__WHAT THE TASK ASKS__: Going through the material below, please gather all lines with the word "this" in them.

__Items from a data source__:
— begin —
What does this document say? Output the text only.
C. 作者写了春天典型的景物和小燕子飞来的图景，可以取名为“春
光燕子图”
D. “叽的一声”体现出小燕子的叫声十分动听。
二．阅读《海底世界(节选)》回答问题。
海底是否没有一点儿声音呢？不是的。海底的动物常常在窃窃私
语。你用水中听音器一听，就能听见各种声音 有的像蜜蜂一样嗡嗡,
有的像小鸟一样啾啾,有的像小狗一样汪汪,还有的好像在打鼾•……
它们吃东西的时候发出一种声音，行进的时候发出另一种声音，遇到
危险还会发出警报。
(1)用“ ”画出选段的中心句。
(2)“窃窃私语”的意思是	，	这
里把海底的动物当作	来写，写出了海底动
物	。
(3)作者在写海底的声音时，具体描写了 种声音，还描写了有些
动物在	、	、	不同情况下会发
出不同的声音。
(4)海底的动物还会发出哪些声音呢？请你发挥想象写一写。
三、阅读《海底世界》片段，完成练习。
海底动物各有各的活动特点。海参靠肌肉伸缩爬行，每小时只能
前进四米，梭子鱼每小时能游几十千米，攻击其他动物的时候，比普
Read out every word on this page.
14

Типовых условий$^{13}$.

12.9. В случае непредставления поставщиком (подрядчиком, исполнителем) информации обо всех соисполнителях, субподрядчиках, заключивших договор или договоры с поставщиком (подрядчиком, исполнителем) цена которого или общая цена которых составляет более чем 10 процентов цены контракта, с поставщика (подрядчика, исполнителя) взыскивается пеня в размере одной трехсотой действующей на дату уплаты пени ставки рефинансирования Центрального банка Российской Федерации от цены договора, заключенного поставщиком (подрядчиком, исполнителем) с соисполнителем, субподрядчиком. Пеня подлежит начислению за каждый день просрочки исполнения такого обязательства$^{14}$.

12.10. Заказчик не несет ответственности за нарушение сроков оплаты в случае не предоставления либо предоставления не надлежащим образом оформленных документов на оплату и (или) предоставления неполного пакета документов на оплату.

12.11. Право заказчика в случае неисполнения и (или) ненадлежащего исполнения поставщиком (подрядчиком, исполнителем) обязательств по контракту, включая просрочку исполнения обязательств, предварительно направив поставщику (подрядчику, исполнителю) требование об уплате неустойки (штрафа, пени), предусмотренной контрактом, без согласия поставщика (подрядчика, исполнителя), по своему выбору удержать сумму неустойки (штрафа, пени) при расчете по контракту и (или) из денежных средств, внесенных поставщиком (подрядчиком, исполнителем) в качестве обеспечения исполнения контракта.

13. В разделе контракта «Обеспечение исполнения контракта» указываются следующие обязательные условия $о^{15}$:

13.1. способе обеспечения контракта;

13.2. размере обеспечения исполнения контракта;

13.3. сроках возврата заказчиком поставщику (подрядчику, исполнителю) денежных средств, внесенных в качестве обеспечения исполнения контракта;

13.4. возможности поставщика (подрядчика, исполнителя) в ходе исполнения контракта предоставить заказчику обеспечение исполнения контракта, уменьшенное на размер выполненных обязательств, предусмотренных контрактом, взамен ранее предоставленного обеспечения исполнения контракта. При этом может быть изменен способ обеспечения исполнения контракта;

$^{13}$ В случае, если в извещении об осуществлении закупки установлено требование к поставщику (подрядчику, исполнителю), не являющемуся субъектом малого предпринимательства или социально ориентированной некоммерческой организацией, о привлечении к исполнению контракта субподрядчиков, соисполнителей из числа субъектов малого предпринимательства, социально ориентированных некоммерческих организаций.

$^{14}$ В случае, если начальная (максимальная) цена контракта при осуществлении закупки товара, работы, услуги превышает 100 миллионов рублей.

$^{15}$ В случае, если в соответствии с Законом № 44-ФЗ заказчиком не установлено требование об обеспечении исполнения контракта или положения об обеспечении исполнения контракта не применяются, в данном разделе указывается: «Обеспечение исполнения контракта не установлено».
— end —
__FINAL RESULT__:
What does this document say? Output the text only.
Read out every word on this page.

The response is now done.